#### WHAT IS NEEDED
Present every line in which the string "Ложное" appears.

### INPUT ROWS ###

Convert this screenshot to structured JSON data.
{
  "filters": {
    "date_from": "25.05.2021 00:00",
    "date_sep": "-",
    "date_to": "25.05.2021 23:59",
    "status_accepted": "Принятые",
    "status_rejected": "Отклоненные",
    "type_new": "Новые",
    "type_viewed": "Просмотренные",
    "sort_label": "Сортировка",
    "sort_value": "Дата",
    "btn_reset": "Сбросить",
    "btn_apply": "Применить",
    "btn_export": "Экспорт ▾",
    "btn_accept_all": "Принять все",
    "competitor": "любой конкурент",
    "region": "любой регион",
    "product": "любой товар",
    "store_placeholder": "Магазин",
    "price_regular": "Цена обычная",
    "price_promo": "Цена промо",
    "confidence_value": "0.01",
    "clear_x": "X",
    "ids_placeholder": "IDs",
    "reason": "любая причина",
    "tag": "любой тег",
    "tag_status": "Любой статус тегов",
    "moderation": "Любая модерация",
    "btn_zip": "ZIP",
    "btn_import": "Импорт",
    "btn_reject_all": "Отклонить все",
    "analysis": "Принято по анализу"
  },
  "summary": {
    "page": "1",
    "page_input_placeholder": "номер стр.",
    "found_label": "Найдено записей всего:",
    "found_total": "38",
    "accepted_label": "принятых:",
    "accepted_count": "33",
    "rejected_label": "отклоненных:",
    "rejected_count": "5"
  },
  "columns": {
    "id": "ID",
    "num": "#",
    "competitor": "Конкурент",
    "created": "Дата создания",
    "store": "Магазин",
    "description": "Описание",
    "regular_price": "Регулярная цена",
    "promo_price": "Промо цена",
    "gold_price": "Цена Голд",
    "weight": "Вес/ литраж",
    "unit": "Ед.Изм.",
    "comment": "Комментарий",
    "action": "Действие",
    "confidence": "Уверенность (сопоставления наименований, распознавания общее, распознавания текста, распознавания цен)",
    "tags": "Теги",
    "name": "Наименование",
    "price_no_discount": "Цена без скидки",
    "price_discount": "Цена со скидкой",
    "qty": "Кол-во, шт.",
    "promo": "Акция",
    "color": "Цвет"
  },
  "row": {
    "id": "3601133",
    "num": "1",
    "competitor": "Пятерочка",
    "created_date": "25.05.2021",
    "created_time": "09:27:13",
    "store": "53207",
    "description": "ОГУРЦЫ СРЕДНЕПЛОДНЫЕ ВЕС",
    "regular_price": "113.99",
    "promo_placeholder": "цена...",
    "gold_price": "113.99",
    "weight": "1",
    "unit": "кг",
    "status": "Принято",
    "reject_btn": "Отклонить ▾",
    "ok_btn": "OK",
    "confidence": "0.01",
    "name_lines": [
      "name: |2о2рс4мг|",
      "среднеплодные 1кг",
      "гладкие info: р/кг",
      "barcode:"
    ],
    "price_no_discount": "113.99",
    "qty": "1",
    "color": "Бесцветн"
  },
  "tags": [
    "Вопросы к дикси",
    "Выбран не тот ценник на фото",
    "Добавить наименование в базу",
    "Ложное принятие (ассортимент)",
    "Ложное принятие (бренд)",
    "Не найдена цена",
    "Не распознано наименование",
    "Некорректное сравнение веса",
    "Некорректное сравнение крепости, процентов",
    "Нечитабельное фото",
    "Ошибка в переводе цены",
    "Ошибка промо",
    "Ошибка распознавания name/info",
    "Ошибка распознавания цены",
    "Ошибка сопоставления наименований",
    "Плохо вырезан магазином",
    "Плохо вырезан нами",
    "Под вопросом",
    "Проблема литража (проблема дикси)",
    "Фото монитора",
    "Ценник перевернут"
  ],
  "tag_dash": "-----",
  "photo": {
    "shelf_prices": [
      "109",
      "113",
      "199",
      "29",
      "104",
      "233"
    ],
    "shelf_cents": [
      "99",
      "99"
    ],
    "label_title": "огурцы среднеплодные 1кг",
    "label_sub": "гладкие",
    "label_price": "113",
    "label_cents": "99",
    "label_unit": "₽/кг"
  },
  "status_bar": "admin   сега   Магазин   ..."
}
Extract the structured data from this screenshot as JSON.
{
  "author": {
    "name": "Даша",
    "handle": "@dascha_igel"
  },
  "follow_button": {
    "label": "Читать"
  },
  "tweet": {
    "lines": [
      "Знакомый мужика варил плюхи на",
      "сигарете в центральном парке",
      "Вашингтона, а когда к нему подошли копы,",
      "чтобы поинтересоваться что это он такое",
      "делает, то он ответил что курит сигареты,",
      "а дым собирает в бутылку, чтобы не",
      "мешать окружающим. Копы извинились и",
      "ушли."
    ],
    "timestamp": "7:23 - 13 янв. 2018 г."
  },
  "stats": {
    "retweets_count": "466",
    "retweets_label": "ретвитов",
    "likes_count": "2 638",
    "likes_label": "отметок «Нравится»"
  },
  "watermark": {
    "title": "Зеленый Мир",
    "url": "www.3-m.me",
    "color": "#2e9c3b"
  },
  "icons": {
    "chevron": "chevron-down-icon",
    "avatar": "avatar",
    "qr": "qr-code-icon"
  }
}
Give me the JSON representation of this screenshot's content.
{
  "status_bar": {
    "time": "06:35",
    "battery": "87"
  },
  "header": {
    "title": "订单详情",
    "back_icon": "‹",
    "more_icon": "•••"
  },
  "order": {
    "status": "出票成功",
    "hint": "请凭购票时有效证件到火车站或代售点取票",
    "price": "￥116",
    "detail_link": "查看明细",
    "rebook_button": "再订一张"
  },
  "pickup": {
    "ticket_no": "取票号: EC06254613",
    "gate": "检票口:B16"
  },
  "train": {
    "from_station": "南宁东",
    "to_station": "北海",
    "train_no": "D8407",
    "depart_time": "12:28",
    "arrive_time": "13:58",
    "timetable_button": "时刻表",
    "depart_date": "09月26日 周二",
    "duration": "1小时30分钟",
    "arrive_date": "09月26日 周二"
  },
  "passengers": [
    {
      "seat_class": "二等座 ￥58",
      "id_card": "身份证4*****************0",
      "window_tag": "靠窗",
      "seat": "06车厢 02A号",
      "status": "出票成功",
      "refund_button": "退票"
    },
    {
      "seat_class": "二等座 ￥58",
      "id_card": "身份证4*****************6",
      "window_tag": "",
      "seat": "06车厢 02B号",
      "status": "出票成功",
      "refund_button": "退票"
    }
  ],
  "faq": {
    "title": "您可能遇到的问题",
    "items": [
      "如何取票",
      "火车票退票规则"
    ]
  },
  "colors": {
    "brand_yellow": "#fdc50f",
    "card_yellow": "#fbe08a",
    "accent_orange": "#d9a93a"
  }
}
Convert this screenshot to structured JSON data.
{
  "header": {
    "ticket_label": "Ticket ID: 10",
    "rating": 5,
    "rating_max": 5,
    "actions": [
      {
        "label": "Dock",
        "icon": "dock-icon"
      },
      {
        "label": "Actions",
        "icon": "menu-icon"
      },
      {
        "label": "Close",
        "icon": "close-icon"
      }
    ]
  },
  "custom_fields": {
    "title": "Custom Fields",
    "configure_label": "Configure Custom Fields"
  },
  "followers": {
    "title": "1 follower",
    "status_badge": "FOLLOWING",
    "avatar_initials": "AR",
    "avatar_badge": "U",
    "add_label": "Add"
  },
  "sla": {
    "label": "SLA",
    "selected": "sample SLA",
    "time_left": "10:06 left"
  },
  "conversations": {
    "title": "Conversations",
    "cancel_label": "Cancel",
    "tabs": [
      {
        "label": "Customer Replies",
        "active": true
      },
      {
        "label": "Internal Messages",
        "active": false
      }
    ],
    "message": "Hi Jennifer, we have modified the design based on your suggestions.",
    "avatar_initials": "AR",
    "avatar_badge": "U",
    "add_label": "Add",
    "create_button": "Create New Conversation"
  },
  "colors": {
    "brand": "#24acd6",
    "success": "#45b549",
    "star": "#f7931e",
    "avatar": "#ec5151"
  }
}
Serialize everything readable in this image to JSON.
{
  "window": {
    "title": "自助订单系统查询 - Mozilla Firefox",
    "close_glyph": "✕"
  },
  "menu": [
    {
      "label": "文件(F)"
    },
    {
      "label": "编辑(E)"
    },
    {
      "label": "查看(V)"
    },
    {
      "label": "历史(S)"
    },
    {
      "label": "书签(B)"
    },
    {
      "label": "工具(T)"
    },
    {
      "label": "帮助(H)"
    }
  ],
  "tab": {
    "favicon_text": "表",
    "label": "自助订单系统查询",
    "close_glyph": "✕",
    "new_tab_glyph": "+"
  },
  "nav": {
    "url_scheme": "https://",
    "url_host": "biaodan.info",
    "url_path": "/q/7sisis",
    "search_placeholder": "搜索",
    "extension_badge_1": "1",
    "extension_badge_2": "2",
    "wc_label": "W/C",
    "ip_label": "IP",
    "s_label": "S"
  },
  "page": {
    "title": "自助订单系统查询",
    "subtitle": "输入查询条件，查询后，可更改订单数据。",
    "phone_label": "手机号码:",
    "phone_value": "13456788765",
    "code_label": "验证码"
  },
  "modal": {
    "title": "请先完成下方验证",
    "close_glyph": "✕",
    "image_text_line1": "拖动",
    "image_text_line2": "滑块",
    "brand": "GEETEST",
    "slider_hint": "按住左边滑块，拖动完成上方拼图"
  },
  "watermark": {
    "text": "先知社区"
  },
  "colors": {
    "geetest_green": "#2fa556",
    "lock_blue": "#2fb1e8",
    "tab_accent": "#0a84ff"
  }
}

###

#### ANSWER TO THE TASK
    "Ложное принятие (ассортимент)",
    "Ложное принятие (бренд)",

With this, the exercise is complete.